→ Stated exercise
Reply with one number: the count of lines in the records below that hold "type".

*** Data for this task ***

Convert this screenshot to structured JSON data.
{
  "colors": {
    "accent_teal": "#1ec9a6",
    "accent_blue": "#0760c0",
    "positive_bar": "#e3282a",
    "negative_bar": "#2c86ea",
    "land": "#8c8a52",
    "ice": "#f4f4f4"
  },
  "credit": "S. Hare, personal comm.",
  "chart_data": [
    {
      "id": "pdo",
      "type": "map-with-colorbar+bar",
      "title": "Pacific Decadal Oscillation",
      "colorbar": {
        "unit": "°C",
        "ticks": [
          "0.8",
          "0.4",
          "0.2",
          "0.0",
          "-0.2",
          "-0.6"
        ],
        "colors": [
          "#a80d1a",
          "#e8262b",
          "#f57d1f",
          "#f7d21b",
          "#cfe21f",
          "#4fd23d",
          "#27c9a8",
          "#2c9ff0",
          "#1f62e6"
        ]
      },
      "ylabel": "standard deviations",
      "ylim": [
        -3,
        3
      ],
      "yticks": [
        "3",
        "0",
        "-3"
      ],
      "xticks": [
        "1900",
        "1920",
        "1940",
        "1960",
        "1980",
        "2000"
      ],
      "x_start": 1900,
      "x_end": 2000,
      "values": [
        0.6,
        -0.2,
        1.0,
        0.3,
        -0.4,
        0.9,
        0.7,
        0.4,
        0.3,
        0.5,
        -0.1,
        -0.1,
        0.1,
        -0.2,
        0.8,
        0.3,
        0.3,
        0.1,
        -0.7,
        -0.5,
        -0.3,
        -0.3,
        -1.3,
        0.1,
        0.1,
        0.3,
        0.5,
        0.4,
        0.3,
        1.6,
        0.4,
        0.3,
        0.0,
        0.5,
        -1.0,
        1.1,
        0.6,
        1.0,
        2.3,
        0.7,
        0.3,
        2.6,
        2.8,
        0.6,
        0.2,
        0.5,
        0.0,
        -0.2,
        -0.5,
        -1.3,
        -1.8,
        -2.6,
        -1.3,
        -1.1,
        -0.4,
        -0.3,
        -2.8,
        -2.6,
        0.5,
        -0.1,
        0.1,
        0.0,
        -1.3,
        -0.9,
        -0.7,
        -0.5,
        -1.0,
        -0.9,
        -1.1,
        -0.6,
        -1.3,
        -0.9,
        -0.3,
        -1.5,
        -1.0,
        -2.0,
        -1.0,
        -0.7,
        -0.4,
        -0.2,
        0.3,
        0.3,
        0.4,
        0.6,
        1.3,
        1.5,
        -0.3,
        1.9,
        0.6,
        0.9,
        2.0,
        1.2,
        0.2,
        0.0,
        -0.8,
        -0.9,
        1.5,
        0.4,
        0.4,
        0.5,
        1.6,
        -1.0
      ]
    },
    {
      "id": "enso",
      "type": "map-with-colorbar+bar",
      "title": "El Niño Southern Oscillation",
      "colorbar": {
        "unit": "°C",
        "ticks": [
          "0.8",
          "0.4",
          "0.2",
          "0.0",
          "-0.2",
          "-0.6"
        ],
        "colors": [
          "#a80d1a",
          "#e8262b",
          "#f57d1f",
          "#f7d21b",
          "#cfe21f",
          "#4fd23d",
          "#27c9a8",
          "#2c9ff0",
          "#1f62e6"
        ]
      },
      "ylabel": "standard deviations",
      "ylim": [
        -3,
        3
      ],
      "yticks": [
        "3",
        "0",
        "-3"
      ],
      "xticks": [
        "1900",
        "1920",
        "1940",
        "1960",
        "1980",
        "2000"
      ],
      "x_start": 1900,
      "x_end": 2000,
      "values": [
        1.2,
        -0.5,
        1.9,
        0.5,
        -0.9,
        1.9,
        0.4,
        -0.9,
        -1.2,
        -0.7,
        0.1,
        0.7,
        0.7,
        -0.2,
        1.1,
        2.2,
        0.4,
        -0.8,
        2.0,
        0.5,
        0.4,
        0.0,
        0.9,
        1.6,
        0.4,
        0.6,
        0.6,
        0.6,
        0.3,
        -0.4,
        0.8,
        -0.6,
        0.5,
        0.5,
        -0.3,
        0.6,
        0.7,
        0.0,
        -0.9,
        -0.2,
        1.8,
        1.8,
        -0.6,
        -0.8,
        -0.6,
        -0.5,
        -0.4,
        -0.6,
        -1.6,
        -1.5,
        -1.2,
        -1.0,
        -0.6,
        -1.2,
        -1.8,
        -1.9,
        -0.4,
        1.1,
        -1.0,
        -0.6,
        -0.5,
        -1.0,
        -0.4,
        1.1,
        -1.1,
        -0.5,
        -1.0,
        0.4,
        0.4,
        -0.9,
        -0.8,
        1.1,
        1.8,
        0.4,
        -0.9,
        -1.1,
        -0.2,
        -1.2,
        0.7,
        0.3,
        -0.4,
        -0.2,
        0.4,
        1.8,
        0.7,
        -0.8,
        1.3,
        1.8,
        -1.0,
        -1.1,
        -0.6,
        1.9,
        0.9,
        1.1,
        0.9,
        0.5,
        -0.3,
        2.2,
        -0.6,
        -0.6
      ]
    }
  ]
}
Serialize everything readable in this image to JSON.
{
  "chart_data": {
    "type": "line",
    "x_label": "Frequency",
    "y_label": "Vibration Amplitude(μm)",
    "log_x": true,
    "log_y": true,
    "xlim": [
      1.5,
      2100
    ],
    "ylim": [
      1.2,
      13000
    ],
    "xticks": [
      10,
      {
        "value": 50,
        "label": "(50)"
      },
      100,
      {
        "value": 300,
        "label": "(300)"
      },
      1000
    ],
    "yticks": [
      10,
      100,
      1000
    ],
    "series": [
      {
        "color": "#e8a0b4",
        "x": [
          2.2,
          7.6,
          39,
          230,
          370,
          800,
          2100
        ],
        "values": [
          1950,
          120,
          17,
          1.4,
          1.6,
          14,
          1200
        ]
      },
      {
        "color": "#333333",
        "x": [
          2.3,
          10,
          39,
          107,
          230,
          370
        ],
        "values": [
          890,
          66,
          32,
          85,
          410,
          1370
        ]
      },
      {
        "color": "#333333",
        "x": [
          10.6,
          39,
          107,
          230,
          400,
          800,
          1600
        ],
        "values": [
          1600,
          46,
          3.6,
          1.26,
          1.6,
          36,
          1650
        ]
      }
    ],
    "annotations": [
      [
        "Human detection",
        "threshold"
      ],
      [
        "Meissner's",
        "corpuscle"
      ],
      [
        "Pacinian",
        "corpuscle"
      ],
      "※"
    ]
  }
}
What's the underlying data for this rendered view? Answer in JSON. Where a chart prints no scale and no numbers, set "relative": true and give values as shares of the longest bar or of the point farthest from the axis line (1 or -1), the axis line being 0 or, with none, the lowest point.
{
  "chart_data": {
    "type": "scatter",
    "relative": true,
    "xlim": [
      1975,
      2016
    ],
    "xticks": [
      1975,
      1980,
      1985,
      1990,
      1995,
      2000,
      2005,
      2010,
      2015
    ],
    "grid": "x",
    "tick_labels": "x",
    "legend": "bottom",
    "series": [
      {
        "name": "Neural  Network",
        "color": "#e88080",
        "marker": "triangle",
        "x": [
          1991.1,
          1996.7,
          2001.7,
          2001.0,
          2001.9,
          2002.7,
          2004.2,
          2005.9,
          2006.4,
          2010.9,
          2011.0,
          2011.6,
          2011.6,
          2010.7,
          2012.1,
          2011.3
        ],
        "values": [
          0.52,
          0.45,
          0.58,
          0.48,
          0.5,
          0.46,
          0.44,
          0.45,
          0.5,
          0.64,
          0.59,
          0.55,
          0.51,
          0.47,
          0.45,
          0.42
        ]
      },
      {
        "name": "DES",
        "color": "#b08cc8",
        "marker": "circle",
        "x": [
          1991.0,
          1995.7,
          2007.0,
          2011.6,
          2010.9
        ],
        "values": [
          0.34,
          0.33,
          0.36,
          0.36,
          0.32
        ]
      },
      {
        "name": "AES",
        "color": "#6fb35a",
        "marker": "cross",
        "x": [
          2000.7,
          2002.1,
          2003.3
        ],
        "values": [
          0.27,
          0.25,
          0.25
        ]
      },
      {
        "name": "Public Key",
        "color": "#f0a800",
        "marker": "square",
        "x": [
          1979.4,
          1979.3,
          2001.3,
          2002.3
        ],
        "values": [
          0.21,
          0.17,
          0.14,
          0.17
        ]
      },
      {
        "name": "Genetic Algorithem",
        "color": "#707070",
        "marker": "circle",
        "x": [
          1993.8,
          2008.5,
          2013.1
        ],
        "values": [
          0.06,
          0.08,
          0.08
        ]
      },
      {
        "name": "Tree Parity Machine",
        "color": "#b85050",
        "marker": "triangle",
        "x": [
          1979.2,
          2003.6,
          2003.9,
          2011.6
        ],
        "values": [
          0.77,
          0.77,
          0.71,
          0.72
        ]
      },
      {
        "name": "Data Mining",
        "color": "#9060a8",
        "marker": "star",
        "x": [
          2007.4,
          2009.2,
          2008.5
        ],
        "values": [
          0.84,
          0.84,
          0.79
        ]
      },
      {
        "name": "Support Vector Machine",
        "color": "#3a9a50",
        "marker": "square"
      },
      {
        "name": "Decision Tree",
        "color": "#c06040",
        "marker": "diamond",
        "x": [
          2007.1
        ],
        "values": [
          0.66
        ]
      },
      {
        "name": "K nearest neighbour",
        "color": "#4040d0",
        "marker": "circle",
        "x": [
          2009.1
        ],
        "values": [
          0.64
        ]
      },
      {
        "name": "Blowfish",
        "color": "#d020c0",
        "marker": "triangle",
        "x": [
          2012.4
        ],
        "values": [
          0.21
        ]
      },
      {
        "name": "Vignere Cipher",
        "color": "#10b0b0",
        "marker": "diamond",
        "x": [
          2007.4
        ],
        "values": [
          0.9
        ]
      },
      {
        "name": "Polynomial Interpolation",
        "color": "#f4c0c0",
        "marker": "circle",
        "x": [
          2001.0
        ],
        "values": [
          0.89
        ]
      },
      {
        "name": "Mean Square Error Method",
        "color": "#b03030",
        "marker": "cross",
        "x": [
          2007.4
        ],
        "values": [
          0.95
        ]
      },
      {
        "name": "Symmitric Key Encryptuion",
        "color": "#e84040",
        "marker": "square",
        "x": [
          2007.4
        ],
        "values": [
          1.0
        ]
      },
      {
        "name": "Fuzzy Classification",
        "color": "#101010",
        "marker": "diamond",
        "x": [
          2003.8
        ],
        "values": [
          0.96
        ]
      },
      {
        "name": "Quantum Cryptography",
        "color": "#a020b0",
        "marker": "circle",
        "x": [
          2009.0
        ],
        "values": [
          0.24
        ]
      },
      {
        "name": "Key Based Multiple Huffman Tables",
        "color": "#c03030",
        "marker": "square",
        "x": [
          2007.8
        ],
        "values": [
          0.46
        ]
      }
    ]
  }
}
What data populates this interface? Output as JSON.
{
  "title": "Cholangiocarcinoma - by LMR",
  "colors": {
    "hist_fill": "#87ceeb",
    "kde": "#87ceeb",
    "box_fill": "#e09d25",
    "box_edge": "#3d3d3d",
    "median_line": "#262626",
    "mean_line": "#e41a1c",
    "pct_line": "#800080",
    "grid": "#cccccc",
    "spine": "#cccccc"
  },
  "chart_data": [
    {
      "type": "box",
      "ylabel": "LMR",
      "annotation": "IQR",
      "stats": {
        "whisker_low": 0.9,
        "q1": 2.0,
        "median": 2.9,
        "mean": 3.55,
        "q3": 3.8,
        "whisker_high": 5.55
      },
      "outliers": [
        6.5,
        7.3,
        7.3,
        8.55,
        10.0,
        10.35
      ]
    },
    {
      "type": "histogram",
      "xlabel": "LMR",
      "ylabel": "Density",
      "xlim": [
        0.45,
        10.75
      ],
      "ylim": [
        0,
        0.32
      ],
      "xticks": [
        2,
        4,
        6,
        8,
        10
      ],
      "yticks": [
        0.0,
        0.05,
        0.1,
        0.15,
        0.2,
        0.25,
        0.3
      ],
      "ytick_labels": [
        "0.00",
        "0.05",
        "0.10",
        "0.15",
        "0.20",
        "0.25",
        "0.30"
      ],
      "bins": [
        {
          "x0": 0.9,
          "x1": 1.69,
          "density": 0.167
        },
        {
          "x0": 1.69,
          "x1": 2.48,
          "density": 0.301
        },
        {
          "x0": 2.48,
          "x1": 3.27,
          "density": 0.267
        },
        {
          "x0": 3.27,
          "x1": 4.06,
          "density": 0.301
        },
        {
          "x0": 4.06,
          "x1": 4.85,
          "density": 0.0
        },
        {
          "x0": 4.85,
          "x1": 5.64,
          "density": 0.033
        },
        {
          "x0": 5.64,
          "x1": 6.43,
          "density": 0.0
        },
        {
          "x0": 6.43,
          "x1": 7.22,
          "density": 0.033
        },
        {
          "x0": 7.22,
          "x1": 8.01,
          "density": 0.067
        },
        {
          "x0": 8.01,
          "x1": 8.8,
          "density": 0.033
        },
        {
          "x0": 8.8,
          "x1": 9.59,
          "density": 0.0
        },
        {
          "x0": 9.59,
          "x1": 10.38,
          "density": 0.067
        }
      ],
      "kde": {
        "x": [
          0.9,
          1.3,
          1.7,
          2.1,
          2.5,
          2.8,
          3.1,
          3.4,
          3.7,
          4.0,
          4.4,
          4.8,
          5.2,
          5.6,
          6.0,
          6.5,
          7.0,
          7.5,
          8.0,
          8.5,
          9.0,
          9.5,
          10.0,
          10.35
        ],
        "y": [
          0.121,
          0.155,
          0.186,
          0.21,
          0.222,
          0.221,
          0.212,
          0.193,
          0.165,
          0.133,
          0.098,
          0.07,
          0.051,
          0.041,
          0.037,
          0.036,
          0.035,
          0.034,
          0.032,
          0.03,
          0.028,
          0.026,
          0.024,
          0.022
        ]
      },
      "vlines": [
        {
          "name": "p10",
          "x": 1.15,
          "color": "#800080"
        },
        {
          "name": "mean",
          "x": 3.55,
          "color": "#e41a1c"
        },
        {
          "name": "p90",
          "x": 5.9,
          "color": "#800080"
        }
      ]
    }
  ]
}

***

→ Full response
6